=== INSTRUCTIONS FOR THE TASK ===
Write out each line from the data below that includes the word "Bodenaushub".

Records

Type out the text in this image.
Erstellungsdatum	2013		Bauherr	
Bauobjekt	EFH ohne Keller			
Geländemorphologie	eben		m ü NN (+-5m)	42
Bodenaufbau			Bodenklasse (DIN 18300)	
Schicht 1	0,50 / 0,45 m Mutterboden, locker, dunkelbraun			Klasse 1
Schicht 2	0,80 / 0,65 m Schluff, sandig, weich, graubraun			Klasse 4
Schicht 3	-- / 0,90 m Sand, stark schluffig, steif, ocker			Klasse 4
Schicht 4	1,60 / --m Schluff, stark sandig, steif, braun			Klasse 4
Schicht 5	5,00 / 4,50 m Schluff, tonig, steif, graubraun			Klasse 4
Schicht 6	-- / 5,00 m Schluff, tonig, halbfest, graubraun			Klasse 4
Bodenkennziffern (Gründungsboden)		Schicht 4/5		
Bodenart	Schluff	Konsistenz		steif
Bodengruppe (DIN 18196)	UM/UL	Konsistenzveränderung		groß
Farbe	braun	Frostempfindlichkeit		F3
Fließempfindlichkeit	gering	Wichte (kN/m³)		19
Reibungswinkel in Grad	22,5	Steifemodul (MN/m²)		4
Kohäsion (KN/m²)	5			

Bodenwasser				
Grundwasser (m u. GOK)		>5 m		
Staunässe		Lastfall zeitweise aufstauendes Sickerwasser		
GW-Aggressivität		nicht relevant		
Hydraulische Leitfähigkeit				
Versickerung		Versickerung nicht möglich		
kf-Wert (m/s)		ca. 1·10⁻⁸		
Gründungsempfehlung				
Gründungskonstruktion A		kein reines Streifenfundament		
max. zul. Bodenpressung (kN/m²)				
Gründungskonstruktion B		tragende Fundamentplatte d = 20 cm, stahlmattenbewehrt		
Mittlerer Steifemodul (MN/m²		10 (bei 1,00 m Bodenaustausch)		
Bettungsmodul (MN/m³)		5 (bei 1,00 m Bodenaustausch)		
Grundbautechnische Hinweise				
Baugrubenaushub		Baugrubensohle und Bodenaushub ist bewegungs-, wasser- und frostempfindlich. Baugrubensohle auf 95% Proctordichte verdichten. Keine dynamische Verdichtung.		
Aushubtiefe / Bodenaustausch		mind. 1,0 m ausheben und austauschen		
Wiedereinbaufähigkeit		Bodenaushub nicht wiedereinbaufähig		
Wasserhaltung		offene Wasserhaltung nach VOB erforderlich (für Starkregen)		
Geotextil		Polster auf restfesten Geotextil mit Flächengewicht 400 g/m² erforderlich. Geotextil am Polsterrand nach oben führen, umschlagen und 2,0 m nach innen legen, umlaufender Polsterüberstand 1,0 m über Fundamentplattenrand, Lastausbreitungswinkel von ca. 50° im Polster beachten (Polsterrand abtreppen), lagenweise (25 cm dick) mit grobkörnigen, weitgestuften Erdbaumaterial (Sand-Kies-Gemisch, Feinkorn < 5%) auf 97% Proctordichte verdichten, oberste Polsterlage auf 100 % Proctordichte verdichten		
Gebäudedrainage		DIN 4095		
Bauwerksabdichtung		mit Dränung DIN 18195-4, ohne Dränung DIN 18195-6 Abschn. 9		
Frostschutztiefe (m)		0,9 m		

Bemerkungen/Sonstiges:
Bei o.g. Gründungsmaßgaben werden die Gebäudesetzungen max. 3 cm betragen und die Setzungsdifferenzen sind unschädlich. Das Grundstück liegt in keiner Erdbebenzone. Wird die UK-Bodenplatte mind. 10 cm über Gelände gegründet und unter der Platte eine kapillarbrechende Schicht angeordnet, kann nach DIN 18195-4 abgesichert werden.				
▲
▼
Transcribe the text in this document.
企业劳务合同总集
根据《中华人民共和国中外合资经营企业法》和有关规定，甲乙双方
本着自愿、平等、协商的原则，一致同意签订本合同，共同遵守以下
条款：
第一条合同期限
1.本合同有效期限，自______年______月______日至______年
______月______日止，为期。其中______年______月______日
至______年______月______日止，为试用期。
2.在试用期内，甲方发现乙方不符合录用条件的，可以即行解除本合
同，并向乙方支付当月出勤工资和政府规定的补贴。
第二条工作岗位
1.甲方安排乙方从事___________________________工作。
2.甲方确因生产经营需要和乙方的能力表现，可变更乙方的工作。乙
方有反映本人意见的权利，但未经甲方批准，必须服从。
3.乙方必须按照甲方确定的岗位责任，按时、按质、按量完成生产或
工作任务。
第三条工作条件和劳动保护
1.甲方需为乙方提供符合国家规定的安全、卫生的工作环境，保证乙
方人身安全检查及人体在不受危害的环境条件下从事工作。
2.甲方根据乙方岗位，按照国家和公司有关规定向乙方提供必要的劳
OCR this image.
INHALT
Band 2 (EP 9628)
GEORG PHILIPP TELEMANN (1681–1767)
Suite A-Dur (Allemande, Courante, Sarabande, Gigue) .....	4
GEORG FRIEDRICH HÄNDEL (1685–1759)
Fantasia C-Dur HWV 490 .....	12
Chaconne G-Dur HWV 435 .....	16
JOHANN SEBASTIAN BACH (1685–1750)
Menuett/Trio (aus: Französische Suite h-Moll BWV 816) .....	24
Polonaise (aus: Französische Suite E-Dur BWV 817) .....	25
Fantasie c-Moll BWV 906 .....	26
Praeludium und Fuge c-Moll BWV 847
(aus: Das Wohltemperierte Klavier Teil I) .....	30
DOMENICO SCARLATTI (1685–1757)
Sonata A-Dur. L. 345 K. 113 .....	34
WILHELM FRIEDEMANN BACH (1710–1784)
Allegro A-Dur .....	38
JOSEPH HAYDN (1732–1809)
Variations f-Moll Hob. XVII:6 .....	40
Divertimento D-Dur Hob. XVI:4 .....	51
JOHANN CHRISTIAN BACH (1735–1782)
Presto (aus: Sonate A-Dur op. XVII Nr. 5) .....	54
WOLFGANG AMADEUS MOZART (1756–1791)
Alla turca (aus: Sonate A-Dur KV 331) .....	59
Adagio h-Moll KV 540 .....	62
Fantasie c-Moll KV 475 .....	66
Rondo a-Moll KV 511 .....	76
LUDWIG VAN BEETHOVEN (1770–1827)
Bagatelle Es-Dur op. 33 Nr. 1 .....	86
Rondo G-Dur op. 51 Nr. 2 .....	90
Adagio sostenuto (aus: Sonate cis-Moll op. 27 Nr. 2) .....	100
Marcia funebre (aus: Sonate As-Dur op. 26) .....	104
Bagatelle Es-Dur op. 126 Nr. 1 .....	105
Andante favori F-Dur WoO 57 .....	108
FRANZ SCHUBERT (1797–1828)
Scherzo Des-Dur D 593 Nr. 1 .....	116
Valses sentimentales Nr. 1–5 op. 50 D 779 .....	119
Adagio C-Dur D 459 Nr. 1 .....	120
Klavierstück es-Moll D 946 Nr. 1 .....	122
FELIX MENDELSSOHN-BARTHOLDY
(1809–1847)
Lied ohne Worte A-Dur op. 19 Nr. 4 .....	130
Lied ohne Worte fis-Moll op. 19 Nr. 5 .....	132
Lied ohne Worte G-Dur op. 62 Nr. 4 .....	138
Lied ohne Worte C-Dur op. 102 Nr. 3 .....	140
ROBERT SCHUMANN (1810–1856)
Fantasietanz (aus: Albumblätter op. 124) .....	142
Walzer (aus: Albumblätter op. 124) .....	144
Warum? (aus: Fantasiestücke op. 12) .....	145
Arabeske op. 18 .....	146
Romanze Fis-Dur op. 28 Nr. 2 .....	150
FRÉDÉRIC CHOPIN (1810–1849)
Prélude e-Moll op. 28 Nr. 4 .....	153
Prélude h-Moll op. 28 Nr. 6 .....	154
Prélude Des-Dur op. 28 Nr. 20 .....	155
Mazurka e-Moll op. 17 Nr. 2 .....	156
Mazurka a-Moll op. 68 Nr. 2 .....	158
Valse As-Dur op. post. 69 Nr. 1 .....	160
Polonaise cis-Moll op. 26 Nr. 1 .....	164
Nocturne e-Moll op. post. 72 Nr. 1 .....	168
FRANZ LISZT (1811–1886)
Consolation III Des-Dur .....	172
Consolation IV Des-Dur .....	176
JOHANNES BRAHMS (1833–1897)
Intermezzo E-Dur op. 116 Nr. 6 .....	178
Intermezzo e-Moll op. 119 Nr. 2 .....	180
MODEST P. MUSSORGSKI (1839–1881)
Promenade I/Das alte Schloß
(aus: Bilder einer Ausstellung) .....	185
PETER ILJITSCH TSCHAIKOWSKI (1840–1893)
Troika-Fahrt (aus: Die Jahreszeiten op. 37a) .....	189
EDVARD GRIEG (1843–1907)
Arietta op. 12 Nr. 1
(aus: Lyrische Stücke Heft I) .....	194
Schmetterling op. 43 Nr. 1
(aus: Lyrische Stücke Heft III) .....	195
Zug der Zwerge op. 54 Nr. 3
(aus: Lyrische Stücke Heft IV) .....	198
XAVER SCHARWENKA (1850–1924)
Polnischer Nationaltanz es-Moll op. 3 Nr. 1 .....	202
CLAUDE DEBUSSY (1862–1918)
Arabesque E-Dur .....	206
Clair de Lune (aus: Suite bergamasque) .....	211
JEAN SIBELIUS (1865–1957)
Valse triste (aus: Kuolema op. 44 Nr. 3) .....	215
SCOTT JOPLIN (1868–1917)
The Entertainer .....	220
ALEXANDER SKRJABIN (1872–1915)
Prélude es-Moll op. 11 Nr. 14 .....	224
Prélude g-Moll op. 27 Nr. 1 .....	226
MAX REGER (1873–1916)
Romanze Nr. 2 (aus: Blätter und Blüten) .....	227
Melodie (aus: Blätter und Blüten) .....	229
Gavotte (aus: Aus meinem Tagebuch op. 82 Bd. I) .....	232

=== WRITTEN SOLUTION ===
Baugrubenaushub		Baugrubensohle und Bodenaushub ist bewegungs-, wasser- und frostempfindlich. Baugrubensohle auf 95% Proctordichte verdichten. Keine dynamische Verdichtung.		
Wiedereinbaufähigkeit		Bodenaushub nicht wiedereinbaufähig		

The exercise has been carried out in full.